Each record below must be returned exactly as shown.
:: Records provided ::
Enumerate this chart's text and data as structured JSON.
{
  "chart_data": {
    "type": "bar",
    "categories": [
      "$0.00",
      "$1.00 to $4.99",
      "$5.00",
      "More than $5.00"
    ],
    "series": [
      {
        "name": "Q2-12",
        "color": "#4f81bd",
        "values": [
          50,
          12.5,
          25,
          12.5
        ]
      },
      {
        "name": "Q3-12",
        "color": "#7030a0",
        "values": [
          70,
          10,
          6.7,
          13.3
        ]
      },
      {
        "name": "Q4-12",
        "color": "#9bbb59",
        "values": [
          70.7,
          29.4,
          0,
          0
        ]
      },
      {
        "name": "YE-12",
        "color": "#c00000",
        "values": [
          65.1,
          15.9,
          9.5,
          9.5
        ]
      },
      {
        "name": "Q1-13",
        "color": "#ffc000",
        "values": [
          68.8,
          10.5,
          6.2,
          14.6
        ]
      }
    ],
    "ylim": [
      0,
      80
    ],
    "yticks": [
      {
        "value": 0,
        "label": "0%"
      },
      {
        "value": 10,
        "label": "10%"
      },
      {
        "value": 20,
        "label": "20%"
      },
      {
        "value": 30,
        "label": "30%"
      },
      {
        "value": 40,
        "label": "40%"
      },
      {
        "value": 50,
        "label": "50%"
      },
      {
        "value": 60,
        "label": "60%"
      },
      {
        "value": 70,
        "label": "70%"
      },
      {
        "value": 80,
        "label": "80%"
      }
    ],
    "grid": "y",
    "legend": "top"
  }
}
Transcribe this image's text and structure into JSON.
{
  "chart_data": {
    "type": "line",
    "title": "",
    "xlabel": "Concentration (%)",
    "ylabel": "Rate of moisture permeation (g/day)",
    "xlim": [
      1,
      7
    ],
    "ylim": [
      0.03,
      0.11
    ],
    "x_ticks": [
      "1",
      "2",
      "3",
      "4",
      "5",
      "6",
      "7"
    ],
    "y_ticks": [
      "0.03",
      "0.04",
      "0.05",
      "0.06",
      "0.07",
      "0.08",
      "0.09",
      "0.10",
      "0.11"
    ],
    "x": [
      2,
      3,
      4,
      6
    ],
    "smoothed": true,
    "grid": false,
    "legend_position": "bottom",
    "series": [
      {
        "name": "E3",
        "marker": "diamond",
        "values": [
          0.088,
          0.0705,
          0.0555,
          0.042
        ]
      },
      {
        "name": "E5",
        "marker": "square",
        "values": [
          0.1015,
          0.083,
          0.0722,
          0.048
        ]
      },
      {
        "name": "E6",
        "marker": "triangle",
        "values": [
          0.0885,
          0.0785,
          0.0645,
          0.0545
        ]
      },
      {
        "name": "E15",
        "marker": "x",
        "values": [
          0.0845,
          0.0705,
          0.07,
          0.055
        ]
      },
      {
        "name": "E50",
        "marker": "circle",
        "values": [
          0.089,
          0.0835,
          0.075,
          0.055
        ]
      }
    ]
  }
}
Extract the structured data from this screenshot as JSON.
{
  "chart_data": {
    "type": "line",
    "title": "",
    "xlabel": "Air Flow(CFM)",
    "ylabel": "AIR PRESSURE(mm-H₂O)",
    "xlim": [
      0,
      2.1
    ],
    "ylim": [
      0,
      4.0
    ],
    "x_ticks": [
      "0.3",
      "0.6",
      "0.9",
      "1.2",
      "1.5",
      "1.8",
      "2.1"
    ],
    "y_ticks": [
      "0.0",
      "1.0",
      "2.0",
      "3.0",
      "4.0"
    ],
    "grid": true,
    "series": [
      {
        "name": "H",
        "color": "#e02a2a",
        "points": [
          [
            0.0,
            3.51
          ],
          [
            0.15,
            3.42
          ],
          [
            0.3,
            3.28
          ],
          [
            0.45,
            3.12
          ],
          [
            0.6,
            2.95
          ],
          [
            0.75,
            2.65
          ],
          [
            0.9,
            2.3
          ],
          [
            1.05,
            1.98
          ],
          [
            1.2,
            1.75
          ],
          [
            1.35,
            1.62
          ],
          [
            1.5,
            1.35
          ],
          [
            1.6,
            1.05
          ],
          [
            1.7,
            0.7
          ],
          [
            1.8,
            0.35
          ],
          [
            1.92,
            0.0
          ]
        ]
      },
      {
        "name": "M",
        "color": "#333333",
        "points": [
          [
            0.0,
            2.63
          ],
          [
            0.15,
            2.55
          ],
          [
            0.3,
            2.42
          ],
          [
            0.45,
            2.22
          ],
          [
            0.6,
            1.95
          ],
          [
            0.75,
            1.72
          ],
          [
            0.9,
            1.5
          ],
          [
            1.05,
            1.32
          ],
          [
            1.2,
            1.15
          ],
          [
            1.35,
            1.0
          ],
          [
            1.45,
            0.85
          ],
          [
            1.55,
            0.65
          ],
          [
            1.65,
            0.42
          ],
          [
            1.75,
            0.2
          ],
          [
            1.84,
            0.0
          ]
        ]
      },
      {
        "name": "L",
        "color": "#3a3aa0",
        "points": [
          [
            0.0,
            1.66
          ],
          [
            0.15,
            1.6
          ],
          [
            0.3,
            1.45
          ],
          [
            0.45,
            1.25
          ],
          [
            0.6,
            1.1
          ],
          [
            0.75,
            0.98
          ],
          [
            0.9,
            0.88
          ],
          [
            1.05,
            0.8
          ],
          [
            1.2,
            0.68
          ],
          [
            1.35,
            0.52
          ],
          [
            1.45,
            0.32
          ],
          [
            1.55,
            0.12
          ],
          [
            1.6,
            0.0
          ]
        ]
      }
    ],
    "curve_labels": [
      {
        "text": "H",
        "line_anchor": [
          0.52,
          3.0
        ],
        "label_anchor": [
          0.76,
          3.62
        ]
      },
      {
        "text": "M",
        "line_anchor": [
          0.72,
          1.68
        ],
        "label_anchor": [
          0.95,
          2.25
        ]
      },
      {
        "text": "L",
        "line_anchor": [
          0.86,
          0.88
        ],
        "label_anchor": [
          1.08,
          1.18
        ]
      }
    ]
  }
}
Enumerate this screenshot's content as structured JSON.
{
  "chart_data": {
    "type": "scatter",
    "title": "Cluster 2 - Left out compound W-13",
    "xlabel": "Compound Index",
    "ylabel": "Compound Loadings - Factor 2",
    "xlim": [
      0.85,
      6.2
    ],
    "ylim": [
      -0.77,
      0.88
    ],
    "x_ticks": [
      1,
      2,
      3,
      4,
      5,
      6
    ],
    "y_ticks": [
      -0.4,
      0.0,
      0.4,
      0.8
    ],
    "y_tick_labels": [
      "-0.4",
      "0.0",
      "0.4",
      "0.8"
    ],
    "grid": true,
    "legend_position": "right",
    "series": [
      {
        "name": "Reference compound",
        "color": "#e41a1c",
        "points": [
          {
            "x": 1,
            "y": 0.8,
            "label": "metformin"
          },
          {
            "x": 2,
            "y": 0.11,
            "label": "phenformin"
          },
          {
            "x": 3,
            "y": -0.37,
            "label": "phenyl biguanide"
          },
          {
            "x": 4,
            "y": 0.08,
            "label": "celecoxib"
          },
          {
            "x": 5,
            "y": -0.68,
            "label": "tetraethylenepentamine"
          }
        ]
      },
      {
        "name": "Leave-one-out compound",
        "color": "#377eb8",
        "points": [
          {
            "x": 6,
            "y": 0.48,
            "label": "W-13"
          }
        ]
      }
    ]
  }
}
:::
▸ **Task result**:
Enumerate this chart's text and data as structured JSON.
{
  "chart_data": {
    "type": "bar",
    "categories": [
      "$0.00",
      "$1.00 to $4.99",
      "$5.00",
      "More than $5.00"
    ],
    "series": [
      {
        "name": "Q2-12",
        "color": "#4f81bd",
        "values": [
          50,
          12.5,
          25,
          12.5
        ]
      },
      {
        "name": "Q3-12",
        "color": "#7030a0",
        "values": [
          70,
          10,
          6.7,
          13.3
        ]
      },
      {
        "name": "Q4-12",
        "color": "#9bbb59",
        "values": [
          70.7,
          29.4,
          0,
          0
        ]
      },
      {
        "name": "YE-12",
        "color": "#c00000",
        "values": [
          65.1,
          15.9,
          9.5,
          9.5
        ]
      },
      {
        "name": "Q1-13",
        "color": "#ffc000",
        "values": [
          68.8,
          10.5,
          6.2,
          14.6
        ]
      }
    ],
    "ylim": [
      0,
      80
    ],
    "yticks": [
      {
        "value": 0,
        "label": "0%"
      },
      {
        "value": 10,
        "label": "10%"
      },
      {
        "value": 20,
        "label": "20%"
      },
      {
        "value": 30,
        "label": "30%"
      },
      {
        "value": 40,
        "label": "40%"
      },
      {
        "value": 50,
        "label": "50%"
      },
      {
        "value": 60,
        "label": "60%"
      },
      {
        "value": 70,
        "label": "70%"
      },
      {
        "value": 80,
        "label": "80%"
      }
    ],
    "grid": "y",
    "legend": "top"
  }
}
Transcribe this image's text and structure into JSON.
{
  "chart_data": {
    "type": "line",
    "title": "",
    "xlabel": "Concentration (%)",
    "ylabel": "Rate of moisture permeation (g/day)",
    "xlim": [
      1,
      7
    ],
    "ylim": [
      0.03,
      0.11
    ],
    "x_ticks": [
      "1",
      "2",
      "3",
      "4",
      "5",
      "6",
      "7"
    ],
    "y_ticks": [
      "0.03",
      "0.04",
      "0.05",
      "0.06",
      "0.07",
      "0.08",
      "0.09",
      "0.10",
      "0.11"
    ],
    "x": [
      2,
      3,
      4,
      6
    ],
    "smoothed": true,
    "grid": false,
    "legend_position": "bottom",
    "series": [
      {
        "name": "E3",
        "marker": "diamond",
        "values": [
          0.088,
          0.0705,
          0.0555,
          0.042
        ]
      },
      {
        "name": "E5",
        "marker": "square",
        "values": [
          0.1015,
          0.083,
          0.0722,
          0.048
        ]
      },
      {
        "name": "E6",
        "marker": "triangle",
        "values": [
          0.0885,
          0.0785,
          0.0645,
          0.0545
        ]
      },
      {
        "name": "E15",
        "marker": "x",
        "values": [
          0.0845,
          0.0705,
          0.07,
          0.055
        ]
      },
      {
        "name": "E50",
        "marker": "circle",
        "values": [
          0.089,
          0.0835,
          0.075,
          0.055
        ]
      }
    ]
  }
}
Extract the structured data from this screenshot as JSON.
{
  "chart_data": {
    "type": "line",
    "title": "",
    "xlabel": "Air Flow(CFM)",
    "ylabel": "AIR PRESSURE(mm-H₂O)",
    "xlim": [
      0,
      2.1
    ],
    "ylim": [
      0,
      4.0
    ],
    "x_ticks": [
      "0.3",
      "0.6",
      "0.9",
      "1.2",
      "1.5",
      "1.8",
      "2.1"
    ],
    "y_ticks": [
      "0.0",
      "1.0",
      "2.0",
      "3.0",
      "4.0"
    ],
    "grid": true,
    "series": [
      {
        "name": "H",
        "color": "#e02a2a",
        "points": [
          [
            0.0,
            3.51
          ],
          [
            0.15,
            3.42
          ],
          [
            0.3,
            3.28
          ],
          [
            0.45,
            3.12
          ],
          [
            0.6,
            2.95
          ],
          [
            0.75,
            2.65
          ],
          [
            0.9,
            2.3
          ],
          [
            1.05,
            1.98
          ],
          [
            1.2,
            1.75
          ],
          [
            1.35,
            1.62
          ],
          [
            1.5,
            1.35
          ],
          [
            1.6,
            1.05
          ],
          [
            1.7,
            0.7
          ],
          [
            1.8,
            0.35
          ],
          [
            1.92,
            0.0
          ]
        ]
      },
      {
        "name": "M",
        "color": "#333333",
        "points": [
          [
            0.0,
            2.63
          ],
          [
            0.15,
            2.55
          ],
          [
            0.3,
            2.42
          ],
          [
            0.45,
            2.22
          ],
          [
            0.6,
            1.95
          ],
          [
            0.75,
            1.72
          ],
          [
            0.9,
            1.5
          ],
          [
            1.05,
            1.32
          ],
          [
            1.2,
            1.15
          ],
          [
            1.35,
            1.0
          ],
          [
            1.45,
            0.85
          ],
          [
            1.55,
            0.65
          ],
          [
            1.65,
            0.42
          ],
          [
            1.75,
            0.2
          ],
          [
            1.84,
            0.0
          ]
        ]
      },
      {
        "name": "L",
        "color": "#3a3aa0",
        "points": [
          [
            0.0,
            1.66
          ],
          [
            0.15,
            1.6
          ],
          [
            0.3,
            1.45
          ],
          [
            0.45,
            1.25
          ],
          [
            0.6,
            1.1
          ],
          [
            0.75,
            0.98
          ],
          [
            0.9,
            0.88
          ],
          [
            1.05,
            0.8
          ],
          [
            1.2,
            0.68
          ],
          [
            1.35,
            0.52
          ],
          [
            1.45,
            0.32
          ],
          [
            1.55,
            0.12
          ],
          [
            1.6,
            0.0
          ]
        ]
      }
    ],
    "curve_labels": [
      {
        "text": "H",
        "line_anchor": [
          0.52,
          3.0
        ],
        "label_anchor": [
          0.76,
          3.62
        ]
      },
      {
        "text": "M",
        "line_anchor": [
          0.72,
          1.68
        ],
        "label_anchor": [
          0.95,
          2.25
        ]
      },
      {
        "text": "L",
        "line_anchor": [
          0.86,
          0.88
        ],
        "label_anchor": [
          1.08,
          1.18
        ]
      }
    ]
  }
}
Enumerate this screenshot's content as structured JSON.
{
  "chart_data": {
    "type": "scatter",
    "title": "Cluster 2 - Left out compound W-13",
    "xlabel": "Compound Index",
    "ylabel": "Compound Loadings - Factor 2",
    "xlim": [
      0.85,
      6.2
    ],
    "ylim": [
      -0.77,
      0.88
    ],
    "x_ticks": [
      1,
      2,
      3,
      4,
      5,
      6
    ],
    "y_ticks": [
      -0.4,
      0.0,
      0.4,
      0.8
    ],
    "y_tick_labels": [
      "-0.4",
      "0.0",
      "0.4",
      "0.8"
    ],
    "grid": true,
    "legend_position": "right",
    "series": [
      {
        "name": "Reference compound",
        "color": "#e41a1c",
        "points": [
          {
            "x": 1,
            "y": 0.8,
            "label": "metformin"
          },
          {
            "x": 2,
            "y": 0.11,
            "label": "phenformin"
          },
          {
            "x": 3,
            "y": -0.37,
            "label": "phenyl biguanide"
          },
          {
            "x": 4,
            "y": 0.08,
            "label": "celecoxib"
          },
          {
            "x": 5,
            "y": -0.68,
            "label": "tetraethylenepentamine"
          }
        ]
      },
      {
        "name": "Leave-one-out compound",
        "color": "#377eb8",
        "points": [
          {
            "x": 6,
            "y": 0.48,
            "label": "W-13"
          }
        ]
      }
    ]
  }
}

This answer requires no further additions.